#### Task goal:
Identify each line in the records below that contains the word "JSON", and copy it.

#### Stored records:
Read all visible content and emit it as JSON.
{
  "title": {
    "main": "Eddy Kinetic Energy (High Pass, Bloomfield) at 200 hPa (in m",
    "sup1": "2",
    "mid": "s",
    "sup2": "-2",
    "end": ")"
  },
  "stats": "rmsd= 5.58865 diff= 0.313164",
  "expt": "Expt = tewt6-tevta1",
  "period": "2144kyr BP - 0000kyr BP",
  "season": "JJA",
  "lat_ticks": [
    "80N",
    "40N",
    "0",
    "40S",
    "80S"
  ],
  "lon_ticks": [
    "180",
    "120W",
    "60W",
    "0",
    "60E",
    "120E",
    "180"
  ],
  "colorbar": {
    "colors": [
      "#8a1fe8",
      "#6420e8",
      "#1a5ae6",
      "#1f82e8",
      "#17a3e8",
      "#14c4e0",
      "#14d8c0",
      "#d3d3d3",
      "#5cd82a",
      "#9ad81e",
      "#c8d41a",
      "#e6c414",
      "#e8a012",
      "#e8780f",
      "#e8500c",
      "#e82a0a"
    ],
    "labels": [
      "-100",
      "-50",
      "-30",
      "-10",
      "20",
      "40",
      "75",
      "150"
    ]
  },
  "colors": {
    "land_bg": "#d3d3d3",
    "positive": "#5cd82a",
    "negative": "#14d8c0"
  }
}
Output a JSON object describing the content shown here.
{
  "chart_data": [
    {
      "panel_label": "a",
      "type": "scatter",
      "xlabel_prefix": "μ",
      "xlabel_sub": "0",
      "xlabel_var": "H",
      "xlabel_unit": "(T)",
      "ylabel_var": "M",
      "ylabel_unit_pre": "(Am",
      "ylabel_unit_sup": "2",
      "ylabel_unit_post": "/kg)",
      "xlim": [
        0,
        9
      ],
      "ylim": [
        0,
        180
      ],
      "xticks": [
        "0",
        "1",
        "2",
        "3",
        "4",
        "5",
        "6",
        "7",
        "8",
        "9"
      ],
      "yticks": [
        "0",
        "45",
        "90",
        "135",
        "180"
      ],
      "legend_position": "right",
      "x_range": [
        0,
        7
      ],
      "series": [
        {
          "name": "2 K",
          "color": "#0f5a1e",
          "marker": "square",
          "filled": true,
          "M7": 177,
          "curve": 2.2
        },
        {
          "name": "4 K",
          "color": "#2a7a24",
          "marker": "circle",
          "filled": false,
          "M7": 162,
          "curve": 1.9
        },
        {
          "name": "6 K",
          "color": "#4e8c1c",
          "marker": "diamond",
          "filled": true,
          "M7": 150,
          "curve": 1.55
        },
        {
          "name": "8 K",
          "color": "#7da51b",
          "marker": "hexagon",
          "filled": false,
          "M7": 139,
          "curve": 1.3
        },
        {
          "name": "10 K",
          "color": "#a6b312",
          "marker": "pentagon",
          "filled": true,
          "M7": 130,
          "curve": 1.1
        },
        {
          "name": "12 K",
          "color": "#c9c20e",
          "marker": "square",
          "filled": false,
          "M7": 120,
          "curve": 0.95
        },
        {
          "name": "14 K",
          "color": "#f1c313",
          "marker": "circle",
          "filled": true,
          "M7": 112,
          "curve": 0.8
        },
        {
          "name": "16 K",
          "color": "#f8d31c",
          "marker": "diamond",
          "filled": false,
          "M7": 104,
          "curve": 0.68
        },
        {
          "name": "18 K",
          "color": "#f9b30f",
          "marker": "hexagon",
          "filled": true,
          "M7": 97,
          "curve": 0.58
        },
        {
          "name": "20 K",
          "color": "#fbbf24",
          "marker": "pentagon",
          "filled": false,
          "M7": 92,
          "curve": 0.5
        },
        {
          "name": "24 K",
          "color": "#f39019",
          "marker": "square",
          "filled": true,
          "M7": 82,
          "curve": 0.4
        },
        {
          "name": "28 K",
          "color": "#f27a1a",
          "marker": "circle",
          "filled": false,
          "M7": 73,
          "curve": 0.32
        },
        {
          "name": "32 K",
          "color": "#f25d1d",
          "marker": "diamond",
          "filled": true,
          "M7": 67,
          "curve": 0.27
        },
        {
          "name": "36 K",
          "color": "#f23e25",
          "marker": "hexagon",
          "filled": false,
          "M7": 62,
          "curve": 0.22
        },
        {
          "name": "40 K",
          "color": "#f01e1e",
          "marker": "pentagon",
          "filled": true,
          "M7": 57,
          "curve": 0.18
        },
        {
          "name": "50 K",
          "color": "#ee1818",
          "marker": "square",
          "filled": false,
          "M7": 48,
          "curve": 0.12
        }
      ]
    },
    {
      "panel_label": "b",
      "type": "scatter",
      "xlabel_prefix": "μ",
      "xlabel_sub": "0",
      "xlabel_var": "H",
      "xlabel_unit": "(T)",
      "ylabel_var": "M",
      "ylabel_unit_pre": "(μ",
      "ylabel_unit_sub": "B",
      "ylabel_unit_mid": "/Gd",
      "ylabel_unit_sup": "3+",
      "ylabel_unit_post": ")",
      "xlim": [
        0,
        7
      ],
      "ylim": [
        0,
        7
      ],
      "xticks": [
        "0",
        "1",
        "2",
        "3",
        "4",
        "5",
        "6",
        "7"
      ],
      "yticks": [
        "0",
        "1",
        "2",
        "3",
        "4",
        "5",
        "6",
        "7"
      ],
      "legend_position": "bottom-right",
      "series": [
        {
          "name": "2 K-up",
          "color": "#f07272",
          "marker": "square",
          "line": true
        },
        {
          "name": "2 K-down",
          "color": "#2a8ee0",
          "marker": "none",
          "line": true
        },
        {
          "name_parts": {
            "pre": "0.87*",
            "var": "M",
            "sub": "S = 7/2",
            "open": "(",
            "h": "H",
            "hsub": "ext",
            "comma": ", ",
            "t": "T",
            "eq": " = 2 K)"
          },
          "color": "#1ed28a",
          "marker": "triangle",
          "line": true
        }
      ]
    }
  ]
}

#### Reply to the exercise:
Read all visible content and emit it as JSON.
Output a JSON object describing the content shown here.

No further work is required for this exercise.